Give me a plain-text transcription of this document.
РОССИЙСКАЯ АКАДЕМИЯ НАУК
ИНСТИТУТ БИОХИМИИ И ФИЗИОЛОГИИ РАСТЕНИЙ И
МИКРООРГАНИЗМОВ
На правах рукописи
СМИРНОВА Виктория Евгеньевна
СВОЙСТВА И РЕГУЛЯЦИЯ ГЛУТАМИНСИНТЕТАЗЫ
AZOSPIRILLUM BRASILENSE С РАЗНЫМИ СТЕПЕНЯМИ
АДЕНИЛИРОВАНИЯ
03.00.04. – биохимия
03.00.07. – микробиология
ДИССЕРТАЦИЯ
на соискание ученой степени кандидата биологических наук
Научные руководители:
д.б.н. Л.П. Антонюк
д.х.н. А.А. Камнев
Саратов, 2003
◆ ◆ ◆ ◆ ◆
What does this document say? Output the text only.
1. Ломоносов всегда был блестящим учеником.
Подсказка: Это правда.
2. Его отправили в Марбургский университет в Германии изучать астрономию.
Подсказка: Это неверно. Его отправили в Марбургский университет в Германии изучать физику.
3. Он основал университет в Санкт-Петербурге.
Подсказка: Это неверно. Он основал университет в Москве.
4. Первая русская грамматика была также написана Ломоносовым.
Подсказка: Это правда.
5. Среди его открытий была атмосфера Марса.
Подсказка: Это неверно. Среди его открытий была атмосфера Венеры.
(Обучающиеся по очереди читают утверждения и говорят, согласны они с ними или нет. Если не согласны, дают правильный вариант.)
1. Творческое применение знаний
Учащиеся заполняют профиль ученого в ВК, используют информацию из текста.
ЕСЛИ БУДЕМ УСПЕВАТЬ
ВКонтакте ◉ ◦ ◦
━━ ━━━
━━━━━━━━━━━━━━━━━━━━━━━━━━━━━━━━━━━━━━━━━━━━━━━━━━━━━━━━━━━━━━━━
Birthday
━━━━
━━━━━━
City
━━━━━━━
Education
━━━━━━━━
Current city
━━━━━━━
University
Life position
◆ ◆ ◆ ◆ ◆
- Exercise task: Report how many lines of the records above contain the word "отправили", and give only that number.

- Output of the exercise: 2